Directive: Will you output all of the data below exactly, omitting the images?
* begin *
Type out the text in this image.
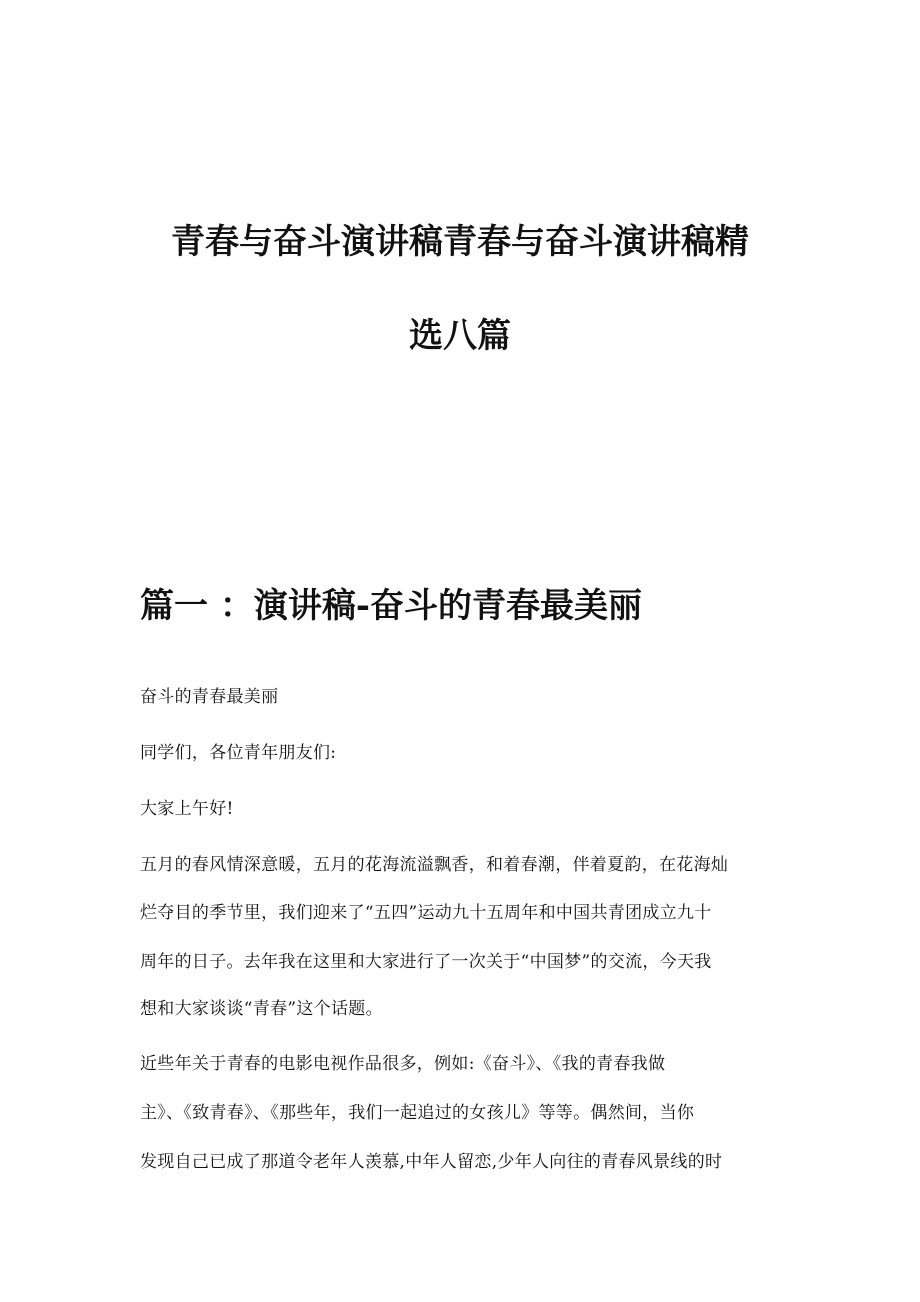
青春与奋斗演讲稿青春与奋斗演讲稿精
选八篇
篇一 ：演讲稿-奋斗的青春最美丽

奋斗的青春最美丽

同学们，各位青年朋友们:

大家上午好!

五月的春风情深意暖，五月的花海流溢飘香，和着春潮，伴着夏韵，在花海灿

烂夺目的季节里，我们迎来了“五四”运动九十五周年和中国共青团成立九十

周年的日子。去年我在这里和大家进行了一次关于“中国梦”的交流，今天我

想和大家谈谈“青春”这个话题。

近些年关于青春的电影电视作品很多，例如:《奋斗》、《我的青春我做

主》、《致青春》、《那些年，我们一起追过的女孩儿》等等。偶然间，当你

发现自己已成了那道令老年人羡慕,中年人留恋,少年人向往的青春风景线的时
* end *
The answer:
Type out the text in this image.
青春与奋斗演讲稿青春与奋斗演讲稿精
选八篇
篇一 ：演讲稿-奋斗的青春最美丽

奋斗的青春最美丽

同学们，各位青年朋友们:

大家上午好!

五月的春风情深意暖，五月的花海流溢飘香，和着春潮，伴着夏韵，在花海灿

烂夺目的季节里，我们迎来了“五四”运动九十五周年和中国共青团成立九十

周年的日子。去年我在这里和大家进行了一次关于“中国梦”的交流，今天我

想和大家谈谈“青春”这个话题。

近些年关于青春的电影电视作品很多，例如:《奋斗》、《我的青春我做

主》、《致青春》、《那些年，我们一起追过的女孩儿》等等。偶然间，当你

发现自己已成了那道令老年人羡慕,中年人留恋,少年人向往的青春风景线的时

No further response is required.